Exercise objective: Copy out each line of the data that holds the word "variables".

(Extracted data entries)
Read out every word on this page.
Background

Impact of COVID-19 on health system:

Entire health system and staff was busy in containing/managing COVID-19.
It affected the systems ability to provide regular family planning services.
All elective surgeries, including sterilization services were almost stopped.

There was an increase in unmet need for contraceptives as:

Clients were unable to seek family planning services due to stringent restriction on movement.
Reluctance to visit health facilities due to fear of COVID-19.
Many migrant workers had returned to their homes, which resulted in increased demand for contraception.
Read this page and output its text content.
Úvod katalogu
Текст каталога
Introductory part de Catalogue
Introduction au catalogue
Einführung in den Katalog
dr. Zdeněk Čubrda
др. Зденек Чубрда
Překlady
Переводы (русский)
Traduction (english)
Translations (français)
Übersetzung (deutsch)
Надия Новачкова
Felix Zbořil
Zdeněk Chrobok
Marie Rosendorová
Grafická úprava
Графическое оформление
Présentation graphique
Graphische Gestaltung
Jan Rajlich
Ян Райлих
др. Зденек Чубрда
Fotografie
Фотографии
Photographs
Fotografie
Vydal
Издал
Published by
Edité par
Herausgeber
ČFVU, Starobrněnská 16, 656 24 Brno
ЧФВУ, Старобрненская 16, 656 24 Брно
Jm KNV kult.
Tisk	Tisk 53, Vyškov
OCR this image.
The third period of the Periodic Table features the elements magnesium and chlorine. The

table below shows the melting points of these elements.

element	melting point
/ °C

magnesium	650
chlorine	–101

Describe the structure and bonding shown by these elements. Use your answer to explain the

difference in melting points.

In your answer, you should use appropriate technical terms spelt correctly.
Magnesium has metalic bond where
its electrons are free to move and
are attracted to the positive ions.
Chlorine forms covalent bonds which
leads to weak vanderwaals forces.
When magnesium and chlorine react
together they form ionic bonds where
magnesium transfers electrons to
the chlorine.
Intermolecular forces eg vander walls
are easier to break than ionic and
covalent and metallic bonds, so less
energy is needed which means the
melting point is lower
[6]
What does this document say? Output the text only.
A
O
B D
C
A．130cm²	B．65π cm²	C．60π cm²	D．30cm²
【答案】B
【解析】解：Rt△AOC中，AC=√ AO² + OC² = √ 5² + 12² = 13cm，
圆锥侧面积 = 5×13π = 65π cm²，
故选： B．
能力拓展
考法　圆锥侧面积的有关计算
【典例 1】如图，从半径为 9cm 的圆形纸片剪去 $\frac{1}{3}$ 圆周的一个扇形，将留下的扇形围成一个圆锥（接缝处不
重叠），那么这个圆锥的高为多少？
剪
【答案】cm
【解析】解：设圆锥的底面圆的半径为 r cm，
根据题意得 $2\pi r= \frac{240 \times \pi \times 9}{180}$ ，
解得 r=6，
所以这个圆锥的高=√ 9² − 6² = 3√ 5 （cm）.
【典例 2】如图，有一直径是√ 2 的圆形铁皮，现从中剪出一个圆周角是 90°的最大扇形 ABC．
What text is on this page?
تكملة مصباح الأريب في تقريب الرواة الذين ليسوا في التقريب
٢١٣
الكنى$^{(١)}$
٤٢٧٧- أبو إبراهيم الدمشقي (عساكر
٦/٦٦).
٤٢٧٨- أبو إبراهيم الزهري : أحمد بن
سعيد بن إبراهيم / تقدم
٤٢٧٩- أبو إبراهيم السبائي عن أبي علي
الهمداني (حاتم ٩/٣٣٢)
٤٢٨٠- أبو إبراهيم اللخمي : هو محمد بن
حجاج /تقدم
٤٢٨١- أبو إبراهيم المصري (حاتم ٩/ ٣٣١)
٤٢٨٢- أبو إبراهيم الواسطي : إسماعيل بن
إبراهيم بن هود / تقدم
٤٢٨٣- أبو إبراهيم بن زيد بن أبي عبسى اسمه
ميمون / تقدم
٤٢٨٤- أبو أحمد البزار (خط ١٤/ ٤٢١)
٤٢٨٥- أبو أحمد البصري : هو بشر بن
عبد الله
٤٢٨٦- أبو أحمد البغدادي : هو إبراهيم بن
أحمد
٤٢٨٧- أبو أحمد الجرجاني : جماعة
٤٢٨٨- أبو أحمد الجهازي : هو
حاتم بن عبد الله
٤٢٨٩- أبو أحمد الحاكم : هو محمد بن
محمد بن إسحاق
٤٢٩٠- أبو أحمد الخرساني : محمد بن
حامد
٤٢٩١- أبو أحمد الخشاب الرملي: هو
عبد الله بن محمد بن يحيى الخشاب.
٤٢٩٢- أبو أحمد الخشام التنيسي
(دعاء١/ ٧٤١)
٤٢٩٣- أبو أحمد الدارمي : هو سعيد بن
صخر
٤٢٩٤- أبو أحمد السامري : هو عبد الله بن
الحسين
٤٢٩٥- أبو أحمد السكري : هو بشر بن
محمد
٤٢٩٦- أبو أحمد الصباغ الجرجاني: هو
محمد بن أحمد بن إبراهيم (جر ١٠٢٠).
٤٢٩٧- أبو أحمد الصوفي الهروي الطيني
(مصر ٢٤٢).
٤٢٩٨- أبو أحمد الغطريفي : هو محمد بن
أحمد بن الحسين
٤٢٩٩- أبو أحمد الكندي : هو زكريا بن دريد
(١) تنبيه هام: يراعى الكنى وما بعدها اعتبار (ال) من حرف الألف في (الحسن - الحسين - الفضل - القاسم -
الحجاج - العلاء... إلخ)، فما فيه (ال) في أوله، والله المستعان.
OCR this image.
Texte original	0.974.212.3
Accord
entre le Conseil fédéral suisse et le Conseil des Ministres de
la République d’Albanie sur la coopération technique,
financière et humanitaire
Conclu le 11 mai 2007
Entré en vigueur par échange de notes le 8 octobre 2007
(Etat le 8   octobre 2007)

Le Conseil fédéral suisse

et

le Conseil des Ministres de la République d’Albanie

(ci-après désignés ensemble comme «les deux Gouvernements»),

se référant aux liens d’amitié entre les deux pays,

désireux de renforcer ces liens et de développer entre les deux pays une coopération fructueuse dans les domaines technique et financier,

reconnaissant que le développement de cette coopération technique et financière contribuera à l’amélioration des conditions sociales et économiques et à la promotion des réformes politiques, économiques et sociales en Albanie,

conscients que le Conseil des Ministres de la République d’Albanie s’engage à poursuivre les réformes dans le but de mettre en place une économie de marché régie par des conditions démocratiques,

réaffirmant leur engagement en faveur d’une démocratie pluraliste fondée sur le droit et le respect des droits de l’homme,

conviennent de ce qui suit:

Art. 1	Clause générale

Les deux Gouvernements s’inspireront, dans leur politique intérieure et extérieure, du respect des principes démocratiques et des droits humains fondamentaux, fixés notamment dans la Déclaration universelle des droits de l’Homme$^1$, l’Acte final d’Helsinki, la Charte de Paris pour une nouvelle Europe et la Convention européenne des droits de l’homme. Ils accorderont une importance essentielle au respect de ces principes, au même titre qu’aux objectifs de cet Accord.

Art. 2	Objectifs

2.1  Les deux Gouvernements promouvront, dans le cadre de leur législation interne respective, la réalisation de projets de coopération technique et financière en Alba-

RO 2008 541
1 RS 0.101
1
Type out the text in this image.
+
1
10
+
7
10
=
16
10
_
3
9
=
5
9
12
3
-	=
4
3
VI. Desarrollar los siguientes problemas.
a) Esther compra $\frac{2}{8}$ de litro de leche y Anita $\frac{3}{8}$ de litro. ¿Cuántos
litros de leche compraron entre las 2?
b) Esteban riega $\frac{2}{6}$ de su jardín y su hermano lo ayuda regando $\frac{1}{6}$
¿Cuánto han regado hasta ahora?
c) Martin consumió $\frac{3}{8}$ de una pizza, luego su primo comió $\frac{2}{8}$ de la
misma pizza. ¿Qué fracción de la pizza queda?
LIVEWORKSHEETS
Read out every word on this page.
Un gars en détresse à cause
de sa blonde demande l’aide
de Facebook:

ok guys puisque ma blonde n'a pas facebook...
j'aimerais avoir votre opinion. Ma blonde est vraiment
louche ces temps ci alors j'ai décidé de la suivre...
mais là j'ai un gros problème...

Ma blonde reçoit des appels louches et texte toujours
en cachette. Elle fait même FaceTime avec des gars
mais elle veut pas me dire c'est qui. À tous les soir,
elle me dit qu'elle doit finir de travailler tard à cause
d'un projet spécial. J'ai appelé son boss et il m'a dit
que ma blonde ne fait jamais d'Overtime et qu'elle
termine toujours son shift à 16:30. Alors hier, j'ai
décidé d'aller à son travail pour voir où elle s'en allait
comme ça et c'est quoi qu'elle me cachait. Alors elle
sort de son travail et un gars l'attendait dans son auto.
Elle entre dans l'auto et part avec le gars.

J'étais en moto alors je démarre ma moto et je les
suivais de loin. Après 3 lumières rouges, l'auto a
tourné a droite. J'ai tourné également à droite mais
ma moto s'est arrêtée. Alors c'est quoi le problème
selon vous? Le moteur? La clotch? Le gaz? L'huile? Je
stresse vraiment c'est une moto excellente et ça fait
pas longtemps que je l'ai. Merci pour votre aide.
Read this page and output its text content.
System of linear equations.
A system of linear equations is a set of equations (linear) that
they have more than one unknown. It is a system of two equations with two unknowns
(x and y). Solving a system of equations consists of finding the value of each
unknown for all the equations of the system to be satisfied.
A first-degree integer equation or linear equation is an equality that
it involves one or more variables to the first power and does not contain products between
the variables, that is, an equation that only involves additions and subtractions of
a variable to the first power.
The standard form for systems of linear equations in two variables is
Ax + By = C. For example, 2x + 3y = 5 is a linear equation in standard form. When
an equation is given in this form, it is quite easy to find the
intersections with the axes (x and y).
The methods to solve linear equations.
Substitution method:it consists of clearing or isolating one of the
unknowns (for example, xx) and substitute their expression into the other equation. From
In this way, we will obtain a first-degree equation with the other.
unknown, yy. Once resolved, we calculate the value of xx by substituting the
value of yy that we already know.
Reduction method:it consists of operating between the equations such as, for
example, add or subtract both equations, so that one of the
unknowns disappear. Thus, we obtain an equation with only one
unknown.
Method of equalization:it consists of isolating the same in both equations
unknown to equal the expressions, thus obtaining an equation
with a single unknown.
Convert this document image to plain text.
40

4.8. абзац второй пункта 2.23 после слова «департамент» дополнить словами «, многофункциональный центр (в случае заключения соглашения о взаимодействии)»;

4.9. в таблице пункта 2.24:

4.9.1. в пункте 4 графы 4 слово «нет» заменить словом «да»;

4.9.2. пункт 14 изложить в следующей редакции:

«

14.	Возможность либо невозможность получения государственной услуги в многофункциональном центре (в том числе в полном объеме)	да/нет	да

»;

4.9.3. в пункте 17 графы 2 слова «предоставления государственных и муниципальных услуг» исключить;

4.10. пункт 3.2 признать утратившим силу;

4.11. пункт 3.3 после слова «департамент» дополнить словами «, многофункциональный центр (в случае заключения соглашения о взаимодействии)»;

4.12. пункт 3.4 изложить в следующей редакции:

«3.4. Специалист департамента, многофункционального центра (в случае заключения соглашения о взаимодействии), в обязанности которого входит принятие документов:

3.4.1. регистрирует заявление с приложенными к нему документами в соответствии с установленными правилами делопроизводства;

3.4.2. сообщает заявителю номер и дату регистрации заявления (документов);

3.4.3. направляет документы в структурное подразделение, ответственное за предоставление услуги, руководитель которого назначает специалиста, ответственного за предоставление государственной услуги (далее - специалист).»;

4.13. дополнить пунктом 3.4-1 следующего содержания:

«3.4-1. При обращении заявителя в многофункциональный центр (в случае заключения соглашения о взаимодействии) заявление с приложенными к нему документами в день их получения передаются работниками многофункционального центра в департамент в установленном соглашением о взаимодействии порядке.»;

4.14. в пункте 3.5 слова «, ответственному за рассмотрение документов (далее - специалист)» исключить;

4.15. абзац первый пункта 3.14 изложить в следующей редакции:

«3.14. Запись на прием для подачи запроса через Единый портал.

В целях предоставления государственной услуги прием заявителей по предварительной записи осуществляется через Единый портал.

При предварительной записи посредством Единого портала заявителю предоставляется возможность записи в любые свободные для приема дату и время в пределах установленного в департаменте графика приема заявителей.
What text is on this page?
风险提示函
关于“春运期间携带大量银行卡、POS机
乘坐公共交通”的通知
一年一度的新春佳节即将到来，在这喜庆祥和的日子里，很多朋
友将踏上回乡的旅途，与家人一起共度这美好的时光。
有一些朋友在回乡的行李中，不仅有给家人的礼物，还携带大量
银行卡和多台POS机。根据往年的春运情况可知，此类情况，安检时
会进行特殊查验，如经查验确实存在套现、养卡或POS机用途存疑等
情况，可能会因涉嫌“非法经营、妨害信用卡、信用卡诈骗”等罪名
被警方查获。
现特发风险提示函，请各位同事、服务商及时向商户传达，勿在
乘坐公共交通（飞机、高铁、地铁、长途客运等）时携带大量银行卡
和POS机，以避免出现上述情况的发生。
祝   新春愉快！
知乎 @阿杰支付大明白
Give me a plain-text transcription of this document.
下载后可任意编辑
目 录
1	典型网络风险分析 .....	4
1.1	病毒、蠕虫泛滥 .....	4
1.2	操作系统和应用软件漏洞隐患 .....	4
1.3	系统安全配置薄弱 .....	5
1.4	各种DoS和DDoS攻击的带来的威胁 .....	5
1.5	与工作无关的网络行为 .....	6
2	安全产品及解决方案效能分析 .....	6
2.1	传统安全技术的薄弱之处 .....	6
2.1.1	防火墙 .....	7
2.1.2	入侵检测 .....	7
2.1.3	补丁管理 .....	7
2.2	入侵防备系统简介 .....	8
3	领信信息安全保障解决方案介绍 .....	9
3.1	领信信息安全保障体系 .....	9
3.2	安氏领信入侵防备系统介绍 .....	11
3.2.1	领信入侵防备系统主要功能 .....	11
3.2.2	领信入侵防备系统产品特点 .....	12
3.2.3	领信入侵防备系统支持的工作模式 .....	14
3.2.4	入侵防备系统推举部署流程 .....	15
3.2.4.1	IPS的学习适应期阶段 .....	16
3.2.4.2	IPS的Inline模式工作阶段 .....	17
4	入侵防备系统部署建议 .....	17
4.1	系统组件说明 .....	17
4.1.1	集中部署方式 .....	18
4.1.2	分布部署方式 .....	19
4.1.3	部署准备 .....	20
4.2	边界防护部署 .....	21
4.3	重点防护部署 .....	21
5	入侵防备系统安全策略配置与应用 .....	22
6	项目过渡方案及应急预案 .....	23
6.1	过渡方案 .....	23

Right answer:
it involves one or more variables to the first power and does not contain products between
the variables, that is, an equation that only involves additions and subtractions of
The standard form for systems of linear equations in two variables is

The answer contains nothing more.